Start Source data

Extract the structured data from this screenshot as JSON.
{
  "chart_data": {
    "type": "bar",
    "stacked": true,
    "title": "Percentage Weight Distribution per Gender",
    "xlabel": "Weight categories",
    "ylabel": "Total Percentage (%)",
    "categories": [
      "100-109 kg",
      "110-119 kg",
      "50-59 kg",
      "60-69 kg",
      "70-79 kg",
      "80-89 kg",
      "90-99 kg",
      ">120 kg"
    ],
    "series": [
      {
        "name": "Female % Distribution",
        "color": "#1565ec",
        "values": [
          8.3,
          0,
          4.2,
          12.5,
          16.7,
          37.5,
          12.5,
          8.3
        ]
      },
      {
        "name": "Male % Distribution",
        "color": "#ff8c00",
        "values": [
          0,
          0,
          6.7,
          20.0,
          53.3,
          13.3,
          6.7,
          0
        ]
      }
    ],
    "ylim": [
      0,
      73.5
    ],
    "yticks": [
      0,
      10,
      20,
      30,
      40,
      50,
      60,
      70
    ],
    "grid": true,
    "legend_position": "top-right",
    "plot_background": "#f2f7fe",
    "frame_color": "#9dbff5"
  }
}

End Source data

**Stated exercise**
Where does the word "name" appear? Return each line that holds it.

**Task result**
        "name": "Female % Distribution",
        "name": "Male % Distribution",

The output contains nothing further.